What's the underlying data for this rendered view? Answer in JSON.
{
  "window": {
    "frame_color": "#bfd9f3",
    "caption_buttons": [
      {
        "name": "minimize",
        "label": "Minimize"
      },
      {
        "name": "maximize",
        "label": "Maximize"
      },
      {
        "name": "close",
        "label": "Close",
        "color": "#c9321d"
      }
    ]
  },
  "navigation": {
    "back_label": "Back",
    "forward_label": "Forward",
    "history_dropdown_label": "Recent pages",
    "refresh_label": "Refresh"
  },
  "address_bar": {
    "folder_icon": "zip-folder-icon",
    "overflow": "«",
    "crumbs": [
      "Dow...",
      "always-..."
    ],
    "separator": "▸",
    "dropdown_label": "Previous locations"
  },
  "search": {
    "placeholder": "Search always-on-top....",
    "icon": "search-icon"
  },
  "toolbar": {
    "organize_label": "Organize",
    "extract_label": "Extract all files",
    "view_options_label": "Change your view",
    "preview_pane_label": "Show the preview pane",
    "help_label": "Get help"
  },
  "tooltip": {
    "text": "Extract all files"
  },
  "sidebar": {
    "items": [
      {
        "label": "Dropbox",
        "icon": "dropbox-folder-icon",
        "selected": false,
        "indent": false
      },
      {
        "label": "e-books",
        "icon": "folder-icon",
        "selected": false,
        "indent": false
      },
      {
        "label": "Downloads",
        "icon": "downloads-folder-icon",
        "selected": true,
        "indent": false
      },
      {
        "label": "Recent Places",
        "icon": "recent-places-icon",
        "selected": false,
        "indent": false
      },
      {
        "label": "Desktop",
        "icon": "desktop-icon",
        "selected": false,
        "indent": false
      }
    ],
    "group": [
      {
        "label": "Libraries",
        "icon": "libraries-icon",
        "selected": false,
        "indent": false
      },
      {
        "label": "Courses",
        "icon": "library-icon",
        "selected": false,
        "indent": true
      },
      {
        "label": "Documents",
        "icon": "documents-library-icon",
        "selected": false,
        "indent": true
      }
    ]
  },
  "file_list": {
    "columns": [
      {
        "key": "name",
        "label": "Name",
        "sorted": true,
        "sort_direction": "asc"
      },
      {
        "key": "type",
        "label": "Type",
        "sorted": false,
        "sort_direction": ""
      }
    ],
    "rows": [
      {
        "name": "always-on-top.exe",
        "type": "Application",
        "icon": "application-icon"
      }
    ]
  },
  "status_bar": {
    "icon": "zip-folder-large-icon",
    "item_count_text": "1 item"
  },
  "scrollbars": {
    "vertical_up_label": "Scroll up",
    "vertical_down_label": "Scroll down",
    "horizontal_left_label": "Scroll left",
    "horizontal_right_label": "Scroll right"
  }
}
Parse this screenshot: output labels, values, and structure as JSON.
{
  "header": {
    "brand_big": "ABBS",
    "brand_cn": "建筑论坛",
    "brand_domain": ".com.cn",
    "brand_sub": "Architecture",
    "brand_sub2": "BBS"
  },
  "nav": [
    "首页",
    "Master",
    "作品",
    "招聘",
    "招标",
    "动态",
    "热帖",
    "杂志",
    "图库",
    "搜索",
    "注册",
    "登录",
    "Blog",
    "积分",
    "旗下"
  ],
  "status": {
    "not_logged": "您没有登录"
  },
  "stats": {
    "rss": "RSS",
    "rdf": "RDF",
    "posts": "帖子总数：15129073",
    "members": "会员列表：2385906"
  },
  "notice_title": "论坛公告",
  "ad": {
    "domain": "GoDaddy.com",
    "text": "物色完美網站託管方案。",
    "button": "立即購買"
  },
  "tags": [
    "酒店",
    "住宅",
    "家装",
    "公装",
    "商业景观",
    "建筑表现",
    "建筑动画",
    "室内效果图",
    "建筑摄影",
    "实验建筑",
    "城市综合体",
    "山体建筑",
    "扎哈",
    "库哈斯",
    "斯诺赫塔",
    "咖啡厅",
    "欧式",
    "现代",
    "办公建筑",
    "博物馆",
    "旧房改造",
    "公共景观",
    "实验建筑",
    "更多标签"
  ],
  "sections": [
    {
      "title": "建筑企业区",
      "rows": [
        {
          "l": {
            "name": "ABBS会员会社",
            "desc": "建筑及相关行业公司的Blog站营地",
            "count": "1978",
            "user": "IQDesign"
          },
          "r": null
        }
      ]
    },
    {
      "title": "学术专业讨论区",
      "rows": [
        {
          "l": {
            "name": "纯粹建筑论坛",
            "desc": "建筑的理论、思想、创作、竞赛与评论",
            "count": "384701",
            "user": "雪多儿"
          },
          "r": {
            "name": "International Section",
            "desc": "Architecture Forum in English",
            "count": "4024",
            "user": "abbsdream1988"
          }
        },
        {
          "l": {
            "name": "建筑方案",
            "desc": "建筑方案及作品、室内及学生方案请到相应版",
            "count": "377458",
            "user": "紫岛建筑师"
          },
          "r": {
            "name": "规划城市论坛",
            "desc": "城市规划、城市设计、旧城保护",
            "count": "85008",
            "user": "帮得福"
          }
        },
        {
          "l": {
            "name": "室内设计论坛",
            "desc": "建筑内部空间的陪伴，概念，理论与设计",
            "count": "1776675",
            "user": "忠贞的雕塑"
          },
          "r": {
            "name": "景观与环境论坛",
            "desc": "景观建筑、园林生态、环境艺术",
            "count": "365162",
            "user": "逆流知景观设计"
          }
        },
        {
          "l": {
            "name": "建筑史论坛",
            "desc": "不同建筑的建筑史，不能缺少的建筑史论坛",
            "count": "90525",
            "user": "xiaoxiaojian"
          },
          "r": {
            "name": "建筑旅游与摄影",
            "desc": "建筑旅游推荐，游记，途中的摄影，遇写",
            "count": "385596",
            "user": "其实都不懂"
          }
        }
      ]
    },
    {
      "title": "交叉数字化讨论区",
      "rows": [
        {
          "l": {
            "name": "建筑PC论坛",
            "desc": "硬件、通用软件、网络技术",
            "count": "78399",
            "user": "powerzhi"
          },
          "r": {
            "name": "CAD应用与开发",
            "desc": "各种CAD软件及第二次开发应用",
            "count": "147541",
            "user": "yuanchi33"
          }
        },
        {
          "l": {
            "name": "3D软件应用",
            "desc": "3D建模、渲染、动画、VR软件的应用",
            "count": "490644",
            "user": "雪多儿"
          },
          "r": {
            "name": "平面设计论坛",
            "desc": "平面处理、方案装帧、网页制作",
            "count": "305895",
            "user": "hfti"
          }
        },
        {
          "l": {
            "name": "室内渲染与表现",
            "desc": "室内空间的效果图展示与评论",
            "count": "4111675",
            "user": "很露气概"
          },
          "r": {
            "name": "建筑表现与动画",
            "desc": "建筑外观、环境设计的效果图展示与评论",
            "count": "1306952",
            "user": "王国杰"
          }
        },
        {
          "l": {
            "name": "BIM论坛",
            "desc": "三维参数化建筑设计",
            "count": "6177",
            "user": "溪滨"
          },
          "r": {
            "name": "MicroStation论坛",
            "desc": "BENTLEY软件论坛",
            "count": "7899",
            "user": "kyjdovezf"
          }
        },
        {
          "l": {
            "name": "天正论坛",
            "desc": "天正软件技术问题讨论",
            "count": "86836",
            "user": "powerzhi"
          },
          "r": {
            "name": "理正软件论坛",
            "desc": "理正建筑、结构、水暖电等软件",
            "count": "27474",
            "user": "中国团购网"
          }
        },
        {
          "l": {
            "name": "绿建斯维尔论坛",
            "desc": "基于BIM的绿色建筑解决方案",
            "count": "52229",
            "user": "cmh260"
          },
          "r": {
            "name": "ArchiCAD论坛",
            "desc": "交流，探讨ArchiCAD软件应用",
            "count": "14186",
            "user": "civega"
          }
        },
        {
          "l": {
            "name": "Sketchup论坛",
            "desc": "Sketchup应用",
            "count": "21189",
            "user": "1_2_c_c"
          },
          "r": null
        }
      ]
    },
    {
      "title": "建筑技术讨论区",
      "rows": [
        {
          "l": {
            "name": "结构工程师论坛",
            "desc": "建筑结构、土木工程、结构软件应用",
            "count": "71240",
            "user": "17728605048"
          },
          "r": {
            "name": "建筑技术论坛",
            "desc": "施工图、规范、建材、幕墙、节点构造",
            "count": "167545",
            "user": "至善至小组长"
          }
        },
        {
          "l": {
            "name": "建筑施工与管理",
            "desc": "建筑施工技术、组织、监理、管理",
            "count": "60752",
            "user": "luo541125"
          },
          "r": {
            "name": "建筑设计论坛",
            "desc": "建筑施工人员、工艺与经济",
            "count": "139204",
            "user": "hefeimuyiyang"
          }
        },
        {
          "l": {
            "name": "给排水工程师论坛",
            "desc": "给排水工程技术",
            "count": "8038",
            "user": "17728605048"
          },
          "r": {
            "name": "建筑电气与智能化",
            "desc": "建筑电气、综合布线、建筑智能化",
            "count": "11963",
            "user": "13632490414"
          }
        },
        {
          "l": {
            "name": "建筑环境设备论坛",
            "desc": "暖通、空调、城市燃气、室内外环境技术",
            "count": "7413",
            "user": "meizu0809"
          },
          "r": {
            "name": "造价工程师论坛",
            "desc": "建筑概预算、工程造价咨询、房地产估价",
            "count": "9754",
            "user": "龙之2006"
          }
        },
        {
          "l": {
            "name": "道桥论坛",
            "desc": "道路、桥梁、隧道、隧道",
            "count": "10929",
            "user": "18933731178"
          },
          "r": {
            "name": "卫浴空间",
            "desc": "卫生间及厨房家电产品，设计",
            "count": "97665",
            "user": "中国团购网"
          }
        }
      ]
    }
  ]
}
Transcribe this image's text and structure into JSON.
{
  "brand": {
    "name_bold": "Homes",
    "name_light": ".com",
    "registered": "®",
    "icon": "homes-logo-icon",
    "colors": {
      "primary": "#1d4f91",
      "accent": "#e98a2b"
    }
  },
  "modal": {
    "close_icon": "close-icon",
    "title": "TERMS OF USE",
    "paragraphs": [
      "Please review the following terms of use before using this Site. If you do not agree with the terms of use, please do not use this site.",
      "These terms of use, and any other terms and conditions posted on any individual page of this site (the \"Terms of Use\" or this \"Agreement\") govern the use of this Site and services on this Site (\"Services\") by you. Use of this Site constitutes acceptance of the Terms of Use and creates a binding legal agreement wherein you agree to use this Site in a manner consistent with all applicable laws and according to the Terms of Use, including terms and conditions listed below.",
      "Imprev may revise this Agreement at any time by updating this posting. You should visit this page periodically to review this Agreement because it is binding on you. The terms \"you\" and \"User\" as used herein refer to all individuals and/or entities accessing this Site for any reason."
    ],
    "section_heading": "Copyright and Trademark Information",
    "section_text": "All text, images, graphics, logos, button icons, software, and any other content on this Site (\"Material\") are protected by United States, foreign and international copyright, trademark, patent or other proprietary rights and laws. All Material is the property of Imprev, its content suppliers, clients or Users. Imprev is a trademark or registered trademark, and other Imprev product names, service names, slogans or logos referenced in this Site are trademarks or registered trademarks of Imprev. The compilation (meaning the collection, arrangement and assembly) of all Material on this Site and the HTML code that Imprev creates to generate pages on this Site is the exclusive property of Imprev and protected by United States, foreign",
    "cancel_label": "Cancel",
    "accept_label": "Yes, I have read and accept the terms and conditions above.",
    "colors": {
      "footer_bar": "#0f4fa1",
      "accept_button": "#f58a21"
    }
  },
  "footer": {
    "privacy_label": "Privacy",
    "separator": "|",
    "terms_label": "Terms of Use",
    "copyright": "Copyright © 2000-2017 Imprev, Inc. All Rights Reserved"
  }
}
================================
§ **What is required**:
Review the material and copy each line in which the word "true" appears.

§ **In response**:
        "selected": true,
        "indent": true
        "indent": true
        "sorted": true,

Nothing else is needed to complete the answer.